## Description of the task
Reproduce the lines below with every "legend-label" switched to "legend-text" and nothing else altered, and leave out the pictures.

- - - -

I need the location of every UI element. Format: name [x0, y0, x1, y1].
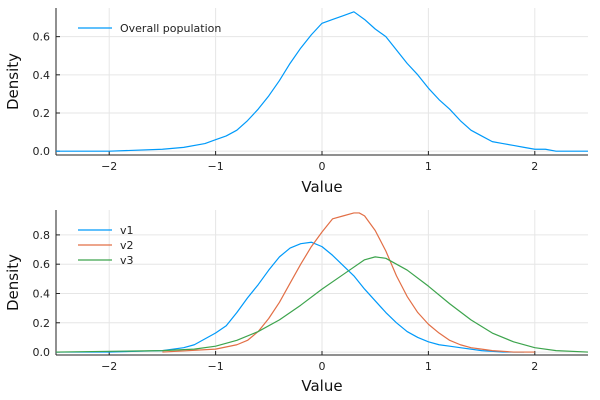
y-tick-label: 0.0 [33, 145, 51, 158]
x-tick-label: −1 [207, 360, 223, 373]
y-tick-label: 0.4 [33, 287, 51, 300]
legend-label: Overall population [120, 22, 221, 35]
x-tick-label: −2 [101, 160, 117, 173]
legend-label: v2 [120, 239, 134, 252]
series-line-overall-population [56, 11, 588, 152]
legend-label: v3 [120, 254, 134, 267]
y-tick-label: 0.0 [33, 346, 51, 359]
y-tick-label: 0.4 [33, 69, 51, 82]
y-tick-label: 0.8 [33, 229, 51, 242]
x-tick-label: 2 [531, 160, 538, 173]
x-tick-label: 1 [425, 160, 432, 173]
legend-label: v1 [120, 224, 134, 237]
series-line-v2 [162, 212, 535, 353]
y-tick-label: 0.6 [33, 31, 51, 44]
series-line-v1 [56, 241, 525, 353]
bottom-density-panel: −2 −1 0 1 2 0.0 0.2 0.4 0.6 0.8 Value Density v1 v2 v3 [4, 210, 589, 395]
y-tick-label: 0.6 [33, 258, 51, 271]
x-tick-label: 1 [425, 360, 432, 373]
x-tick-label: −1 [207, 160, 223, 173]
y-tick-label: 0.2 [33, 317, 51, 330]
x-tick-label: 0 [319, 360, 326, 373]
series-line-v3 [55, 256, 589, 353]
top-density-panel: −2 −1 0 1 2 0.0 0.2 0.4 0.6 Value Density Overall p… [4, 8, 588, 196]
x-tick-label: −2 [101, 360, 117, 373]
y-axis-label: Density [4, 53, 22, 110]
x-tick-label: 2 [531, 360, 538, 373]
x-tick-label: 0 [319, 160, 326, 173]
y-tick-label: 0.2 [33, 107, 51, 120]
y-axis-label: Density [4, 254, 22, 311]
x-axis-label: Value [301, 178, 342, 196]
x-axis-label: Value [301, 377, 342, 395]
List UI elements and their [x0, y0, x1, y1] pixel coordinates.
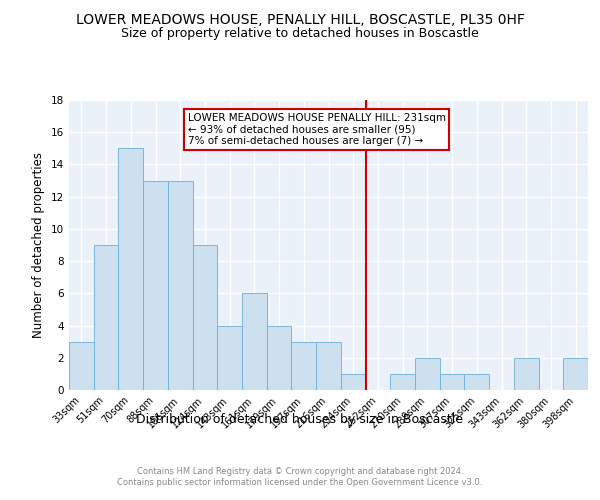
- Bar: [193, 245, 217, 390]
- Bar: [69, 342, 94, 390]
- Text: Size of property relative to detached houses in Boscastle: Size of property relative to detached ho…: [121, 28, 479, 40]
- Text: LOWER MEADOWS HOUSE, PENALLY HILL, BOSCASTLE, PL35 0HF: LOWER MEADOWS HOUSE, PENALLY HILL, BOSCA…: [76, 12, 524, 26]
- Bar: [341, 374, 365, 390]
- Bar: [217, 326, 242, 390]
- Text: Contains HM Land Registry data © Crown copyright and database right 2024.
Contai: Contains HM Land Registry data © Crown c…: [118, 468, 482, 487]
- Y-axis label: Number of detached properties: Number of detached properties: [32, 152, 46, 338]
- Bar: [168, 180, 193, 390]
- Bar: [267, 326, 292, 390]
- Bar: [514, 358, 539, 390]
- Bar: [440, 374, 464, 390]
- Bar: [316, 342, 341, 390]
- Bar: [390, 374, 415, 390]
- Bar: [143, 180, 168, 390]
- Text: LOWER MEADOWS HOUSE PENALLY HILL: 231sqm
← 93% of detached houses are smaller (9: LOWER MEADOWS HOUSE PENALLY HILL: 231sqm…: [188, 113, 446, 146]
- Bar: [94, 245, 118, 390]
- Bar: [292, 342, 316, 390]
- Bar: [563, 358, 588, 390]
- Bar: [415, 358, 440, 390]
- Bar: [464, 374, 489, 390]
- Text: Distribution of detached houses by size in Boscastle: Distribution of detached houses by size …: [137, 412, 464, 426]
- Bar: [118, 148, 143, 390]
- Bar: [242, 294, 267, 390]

- - - -

## Written answer
I need the location of every UI element. Format: name [x0, y0, x1, y1].
y-tick-label: 0.0 [33, 145, 51, 158]
x-tick-label: −1 [207, 360, 223, 373]
y-tick-label: 0.4 [33, 287, 51, 300]
legend-text: Overall population [120, 22, 221, 35]
x-tick-label: −2 [101, 160, 117, 173]
legend-text: v2 [120, 239, 134, 252]
series-line-overall-population [56, 11, 588, 152]
legend-text: v3 [120, 254, 134, 267]
y-tick-label: 0.0 [33, 346, 51, 359]
y-tick-label: 0.4 [33, 69, 51, 82]
y-tick-label: 0.8 [33, 229, 51, 242]
x-tick-label: 2 [531, 160, 538, 173]
x-tick-label: 1 [425, 160, 432, 173]
legend-text: v1 [120, 224, 134, 237]
series-line-v2 [162, 212, 535, 353]
y-tick-label: 0.6 [33, 31, 51, 44]
series-line-v1 [56, 241, 525, 353]
bottom-density-panel: −2 −1 0 1 2 0.0 0.2 0.4 0.6 0.8 Value Density v1 v2 v3 [4, 210, 589, 395]
y-tick-label: 0.6 [33, 258, 51, 271]
x-tick-label: 1 [425, 360, 432, 373]
x-tick-label: −1 [207, 160, 223, 173]
y-tick-label: 0.2 [33, 317, 51, 330]
x-tick-label: 0 [319, 360, 326, 373]
series-line-v3 [55, 256, 589, 353]
top-density-panel: −2 −1 0 1 2 0.0 0.2 0.4 0.6 Value Density Overall p… [4, 8, 588, 196]
x-tick-label: −2 [101, 360, 117, 373]
y-axis-label: Density [4, 53, 22, 110]
x-tick-label: 2 [531, 360, 538, 373]
x-tick-label: 0 [319, 160, 326, 173]
y-tick-label: 0.2 [33, 107, 51, 120]
y-axis-label: Density [4, 254, 22, 311]
x-axis-label: Value [301, 178, 342, 196]
x-axis-label: Value [301, 377, 342, 395]
List UI elements and their [x0, y0, x1, y1] pixel coordinates.
- Bar: [193, 245, 217, 390]
- Bar: [69, 342, 94, 390]
- Text: Size of property relative to detached houses in Boscastle: Size of property relative to detached ho…: [121, 28, 479, 40]
- Text: LOWER MEADOWS HOUSE, PENALLY HILL, BOSCASTLE, PL35 0HF: LOWER MEADOWS HOUSE, PENALLY HILL, BOSCA…: [76, 12, 524, 26]
- Bar: [341, 374, 365, 390]
- Bar: [217, 326, 242, 390]
- Text: Contains HM Land Registry data © Crown copyright and database right 2024.
Contai: Contains HM Land Registry data © Crown c…: [118, 468, 482, 487]
- Y-axis label: Number of detached properties: Number of detached properties: [32, 152, 46, 338]
- Bar: [168, 180, 193, 390]
- Bar: [267, 326, 292, 390]
- Bar: [514, 358, 539, 390]
- Bar: [440, 374, 464, 390]
- Bar: [316, 342, 341, 390]
- Bar: [390, 374, 415, 390]
- Bar: [143, 180, 168, 390]
- Text: LOWER MEADOWS HOUSE PENALLY HILL: 231sqm
← 93% of detached houses are smaller (9: LOWER MEADOWS HOUSE PENALLY HILL: 231sqm…: [188, 113, 446, 146]
- Bar: [94, 245, 118, 390]
- Bar: [292, 342, 316, 390]
- Bar: [563, 358, 588, 390]
- Bar: [415, 358, 440, 390]
- Bar: [464, 374, 489, 390]
- Text: Distribution of detached houses by size in Boscastle: Distribution of detached houses by size …: [137, 412, 464, 426]
- Bar: [118, 148, 143, 390]
- Bar: [242, 294, 267, 390]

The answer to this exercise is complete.